### GIVEN REQUEST
All of the records below must be output exactly, with no pictures carried over.

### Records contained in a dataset
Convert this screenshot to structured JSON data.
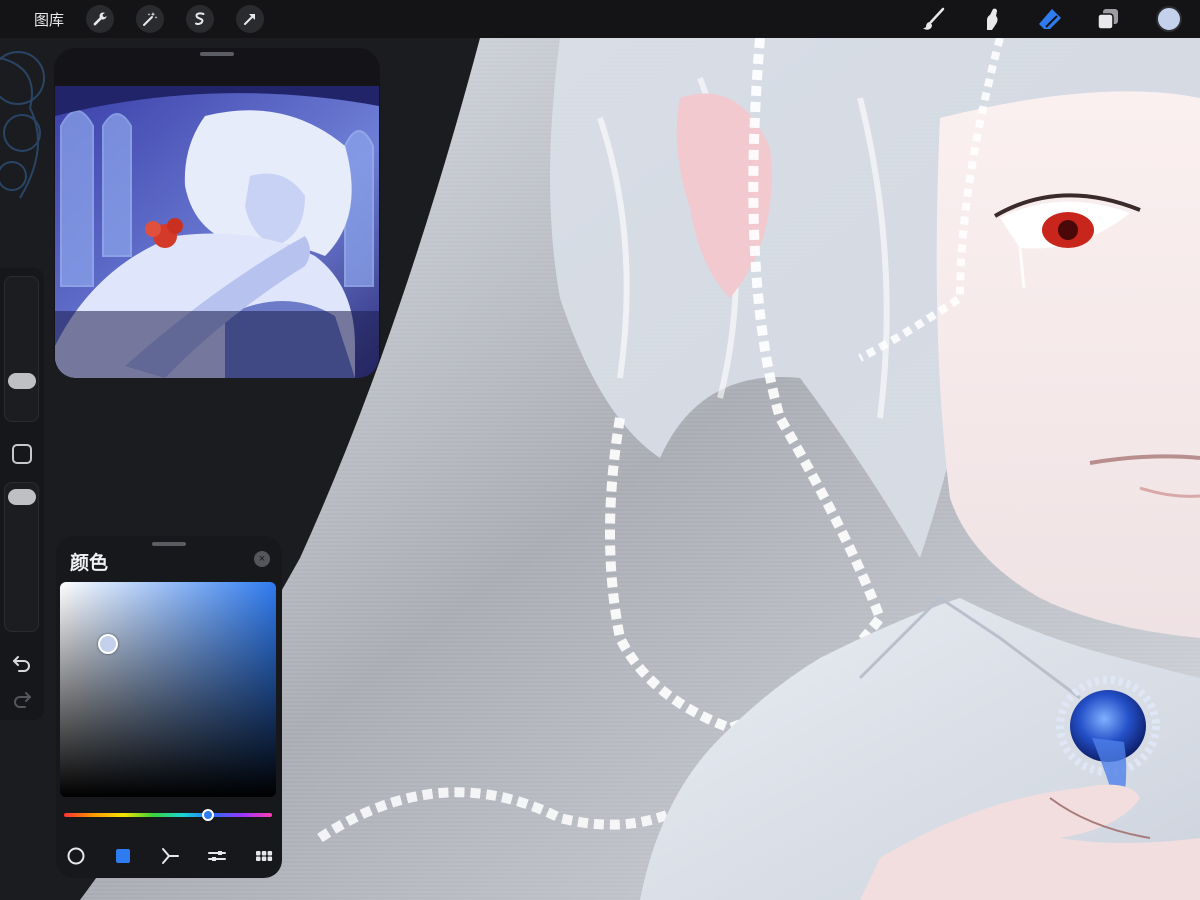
{
  "app": "Procreate",
  "topbar": {
    "gallery_label": "图库",
    "left_tools": [
      "wrench-icon",
      "magic-wand-icon",
      "selection-icon",
      "transform-arrow-icon"
    ],
    "right_tools": [
      "brush-icon",
      "smudge-icon",
      "eraser-icon",
      "layers-icon"
    ],
    "active_tool": "eraser-icon",
    "current_color": "#c3d1ec",
    "accent": "#2f7bf0"
  },
  "sidebar": {
    "controls": [
      "brush-size-slider",
      "modify-button",
      "opacity-slider",
      "undo-icon",
      "redo-icon"
    ]
  },
  "reference_panel": {
    "content": "reference-artwork"
  },
  "color_panel": {
    "title": "颜色",
    "close_label": "×",
    "selected_color": "#c3d1ec",
    "hue_color": "#2f7bf0",
    "modes": [
      "disc-mode-icon",
      "classic-mode-icon",
      "harmony-mode-icon",
      "value-mode-icon",
      "palettes-mode-icon"
    ],
    "active_mode": "classic-mode-icon"
  }
}
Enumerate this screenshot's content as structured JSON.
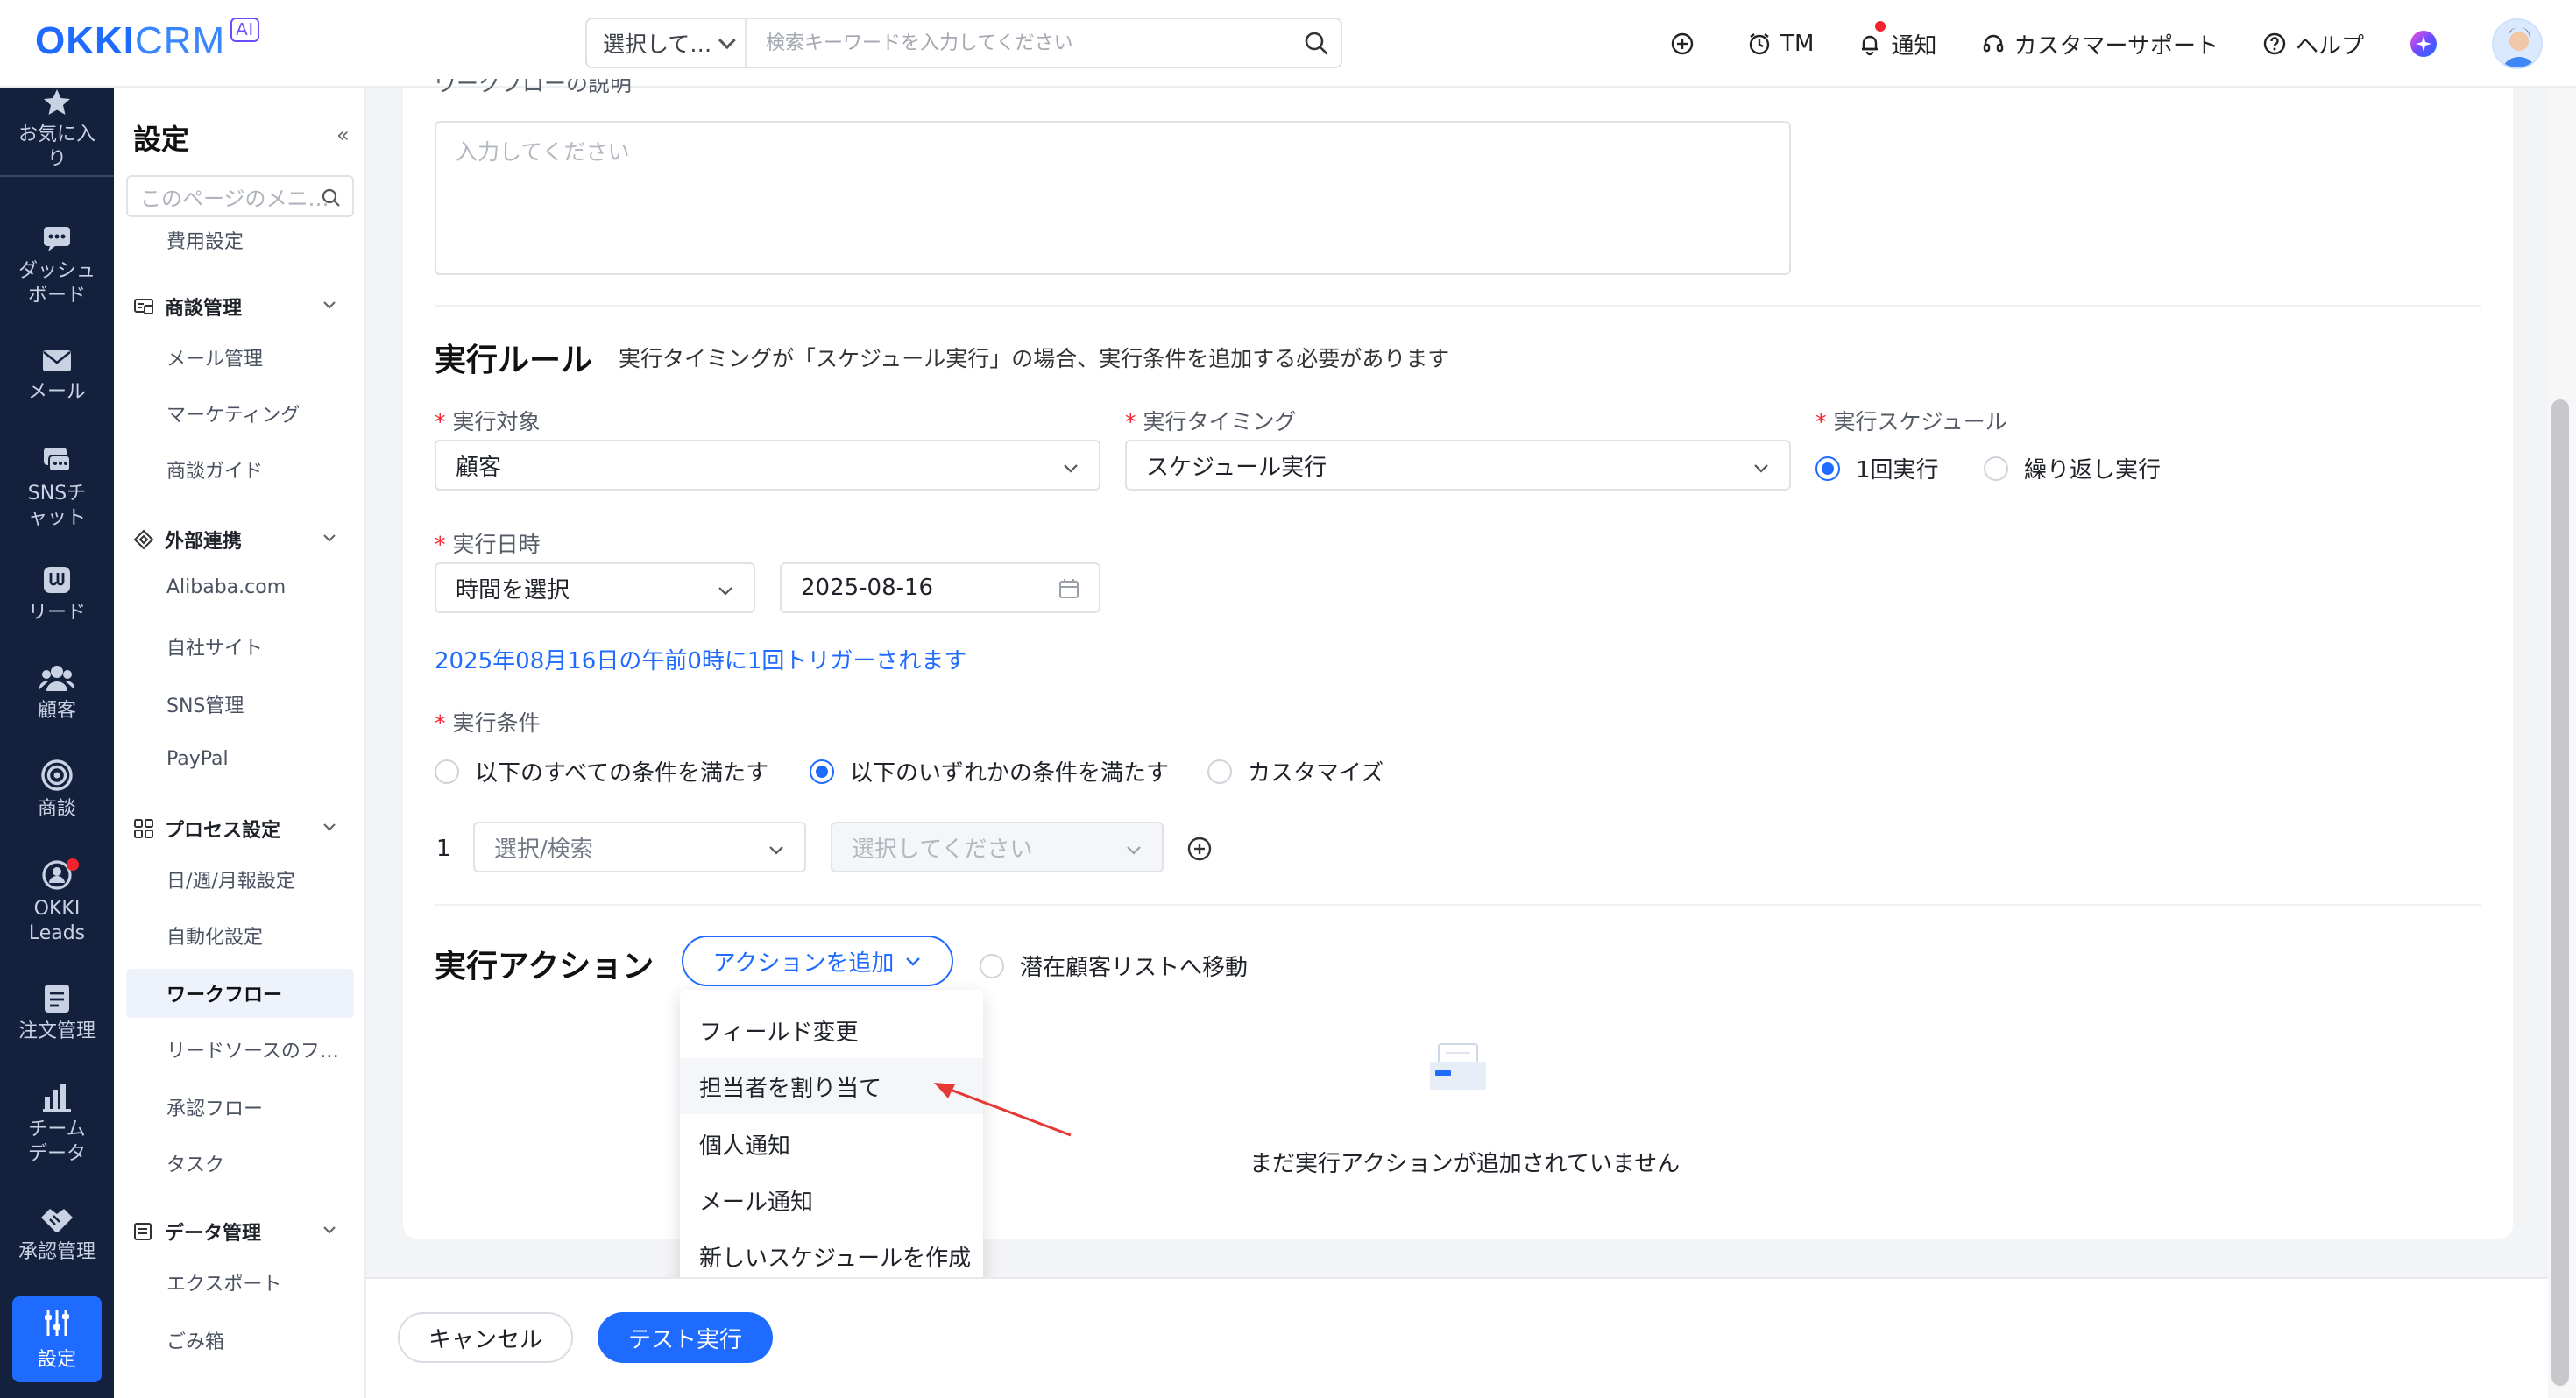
{
  "colors": {
    "brand": "#1f6bff",
    "nav_bg": "#14213d",
    "required": "#f5222d",
    "arrow": "#e53935"
  },
  "header": {
    "logo_main": "OKKI",
    "logo_sub": "CRM",
    "logo_badge": "AI",
    "search_select": "選択して…",
    "search_placeholder": "検索キーワードを入力してください",
    "actions": {
      "add_icon": "plus-circle-icon",
      "tm": "TM",
      "notify": "通知",
      "support": "カスタマーサポート",
      "help": "ヘルプ"
    }
  },
  "leftnav": [
    {
      "id": "favorites",
      "label": "お気に入り",
      "icon": "star-icon"
    },
    {
      "id": "dashboard",
      "label": "ダッシュボード",
      "icon": "dashboard-icon"
    },
    {
      "id": "mail",
      "label": "メール",
      "icon": "mail-icon"
    },
    {
      "id": "sns",
      "label": "SNSチャット",
      "icon": "chat-icon"
    },
    {
      "id": "leads",
      "label": "リード",
      "icon": "leads-icon"
    },
    {
      "id": "customers",
      "label": "顧客",
      "icon": "customers-icon"
    },
    {
      "id": "deals",
      "label": "商談",
      "icon": "target-icon"
    },
    {
      "id": "okki-leads",
      "label": "OKKI Leads",
      "icon": "okki-leads-icon"
    },
    {
      "id": "orders",
      "label": "注文管理",
      "icon": "orders-icon"
    },
    {
      "id": "team-data",
      "label": "チームデータ",
      "icon": "chart-icon"
    },
    {
      "id": "approval",
      "label": "承認管理",
      "icon": "handshake-icon"
    },
    {
      "id": "settings",
      "label": "設定",
      "icon": "settings-sliders-icon"
    }
  ],
  "settings_menu": {
    "title": "設定",
    "collapse": "«",
    "search_placeholder": "このページのメニ…",
    "top_link": "費用設定",
    "groups": [
      {
        "title": "商談管理",
        "items": [
          "メール管理",
          "マーケティング",
          "商談ガイド"
        ]
      },
      {
        "title": "外部連携",
        "items": [
          "Alibaba.com",
          "自社サイト",
          "SNS管理",
          "PayPal"
        ]
      },
      {
        "title": "プロセス設定",
        "items": [
          "日/週/月報設定",
          "自動化設定",
          "ワークフロー",
          "リードソースのフ…",
          "承認フロー",
          "タスク"
        ]
      },
      {
        "title": "データ管理",
        "items": [
          "エクスポート",
          "ごみ箱"
        ]
      }
    ]
  },
  "form": {
    "desc_label": "ワークフローの説明",
    "desc_placeholder": "入力してください",
    "rules_title": "実行ルール",
    "rules_note": "実行タイミングが「スケジュール実行」の場合、実行条件を追加する必要があります",
    "target_label": "実行対象",
    "target_value": "顧客",
    "timing_label": "実行タイミング",
    "timing_value": "スケジュール実行",
    "schedule_label": "実行スケジュール",
    "schedule_once": "1回実行",
    "schedule_repeat": "繰り返し実行",
    "datetime_label": "実行日時",
    "time_select": "時間を選択",
    "date_value": "2025-08-16",
    "trigger_note": "2025年08月16日の午前0時に1回トリガーされます",
    "condition_label": "実行条件",
    "cond_all": "以下のすべての条件を満たす",
    "cond_any": "以下のいずれかの条件を満たす",
    "cond_custom": "カスタマイズ",
    "cond_row_index": "1",
    "cond_field": "選択/検索",
    "cond_value_placeholder": "選択してください",
    "actions_title": "実行アクション",
    "add_action": "アクションを追加",
    "move_to_pool": "潜在顧客リストへ移動",
    "action_menu": [
      "フィールド変更",
      "担当者を割り当て",
      "個人通知",
      "メール通知",
      "新しいスケジュールを作成"
    ],
    "empty_text": "まだ実行アクションが追加されていません"
  },
  "footer": {
    "cancel": "キャンセル",
    "test_run": "テスト実行"
  }
}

### CORRECT RESULT
Convert this screenshot to structured JSON data.
{
  "app": "Procreate",
  "topbar": {
    "gallery_label": "图库",
    "left_tools": [
      "wrench-icon",
      "magic-wand-icon",
      "selection-icon",
      "transform-arrow-icon"
    ],
    "right_tools": [
      "brush-icon",
      "smudge-icon",
      "eraser-icon",
      "layers-icon"
    ],
    "active_tool": "eraser-icon",
    "current_color": "#c3d1ec",
    "accent": "#2f7bf0"
  },
  "sidebar": {
    "controls": [
      "brush-size-slider",
      "modify-button",
      "opacity-slider",
      "undo-icon",
      "redo-icon"
    ]
  },
  "reference_panel": {
    "content": "reference-artwork"
  },
  "color_panel": {
    "title": "颜色",
    "close_label": "×",
    "selected_color": "#c3d1ec",
    "hue_color": "#2f7bf0",
    "modes": [
      "disc-mode-icon",
      "classic-mode-icon",
      "harmony-mode-icon",
      "value-mode-icon",
      "palettes-mode-icon"
    ],
    "active_mode": "classic-mode-icon"
  }
}
Enumerate this screenshot's content as structured JSON.
{
  "colors": {
    "brand": "#1f6bff",
    "nav_bg": "#14213d",
    "required": "#f5222d",
    "arrow": "#e53935"
  },
  "header": {
    "logo_main": "OKKI",
    "logo_sub": "CRM",
    "logo_badge": "AI",
    "search_select": "選択して…",
    "search_placeholder": "検索キーワードを入力してください",
    "actions": {
      "add_icon": "plus-circle-icon",
      "tm": "TM",
      "notify": "通知",
      "support": "カスタマーサポート",
      "help": "ヘルプ"
    }
  },
  "leftnav": [
    {
      "id": "favorites",
      "label": "お気に入り",
      "icon": "star-icon"
    },
    {
      "id": "dashboard",
      "label": "ダッシュボード",
      "icon": "dashboard-icon"
    },
    {
      "id": "mail",
      "label": "メール",
      "icon": "mail-icon"
    },
    {
      "id": "sns",
      "label": "SNSチャット",
      "icon": "chat-icon"
    },
    {
      "id": "leads",
      "label": "リード",
      "icon": "leads-icon"
    },
    {
      "id": "customers",
      "label": "顧客",
      "icon": "customers-icon"
    },
    {
      "id": "deals",
      "label": "商談",
      "icon": "target-icon"
    },
    {
      "id": "okki-leads",
      "label": "OKKI Leads",
      "icon": "okki-leads-icon"
    },
    {
      "id": "orders",
      "label": "注文管理",
      "icon": "orders-icon"
    },
    {
      "id": "team-data",
      "label": "チームデータ",
      "icon": "chart-icon"
    },
    {
      "id": "approval",
      "label": "承認管理",
      "icon": "handshake-icon"
    },
    {
      "id": "settings",
      "label": "設定",
      "icon": "settings-sliders-icon"
    }
  ],
  "settings_menu": {
    "title": "設定",
    "collapse": "«",
    "search_placeholder": "このページのメニ…",
    "top_link": "費用設定",
    "groups": [
      {
        "title": "商談管理",
        "items": [
          "メール管理",
          "マーケティング",
          "商談ガイド"
        ]
      },
      {
        "title": "外部連携",
        "items": [
          "Alibaba.com",
          "自社サイト",
          "SNS管理",
          "PayPal"
        ]
      },
      {
        "title": "プロセス設定",
        "items": [
          "日/週/月報設定",
          "自動化設定",
          "ワークフロー",
          "リードソースのフ…",
          "承認フロー",
          "タスク"
        ]
      },
      {
        "title": "データ管理",
        "items": [
          "エクスポート",
          "ごみ箱"
        ]
      }
    ]
  },
  "form": {
    "desc_label": "ワークフローの説明",
    "desc_placeholder": "入力してください",
    "rules_title": "実行ルール",
    "rules_note": "実行タイミングが「スケジュール実行」の場合、実行条件を追加する必要があります",
    "target_label": "実行対象",
    "target_value": "顧客",
    "timing_label": "実行タイミング",
    "timing_value": "スケジュール実行",
    "schedule_label": "実行スケジュール",
    "schedule_once": "1回実行",
    "schedule_repeat": "繰り返し実行",
    "datetime_label": "実行日時",
    "time_select": "時間を選択",
    "date_value": "2025-08-16",
    "trigger_note": "2025年08月16日の午前0時に1回トリガーされます",
    "condition_label": "実行条件",
    "cond_all": "以下のすべての条件を満たす",
    "cond_any": "以下のいずれかの条件を満たす",
    "cond_custom": "カスタマイズ",
    "cond_row_index": "1",
    "cond_field": "選択/検索",
    "cond_value_placeholder": "選択してください",
    "actions_title": "実行アクション",
    "add_action": "アクションを追加",
    "move_to_pool": "潜在顧客リストへ移動",
    "action_menu": [
      "フィールド変更",
      "担当者を割り当て",
      "個人通知",
      "メール通知",
      "新しいスケジュールを作成"
    ],
    "empty_text": "まだ実行アクションが追加されていません"
  },
  "footer": {
    "cancel": "キャンセル",
    "test_run": "テスト実行"
  }
}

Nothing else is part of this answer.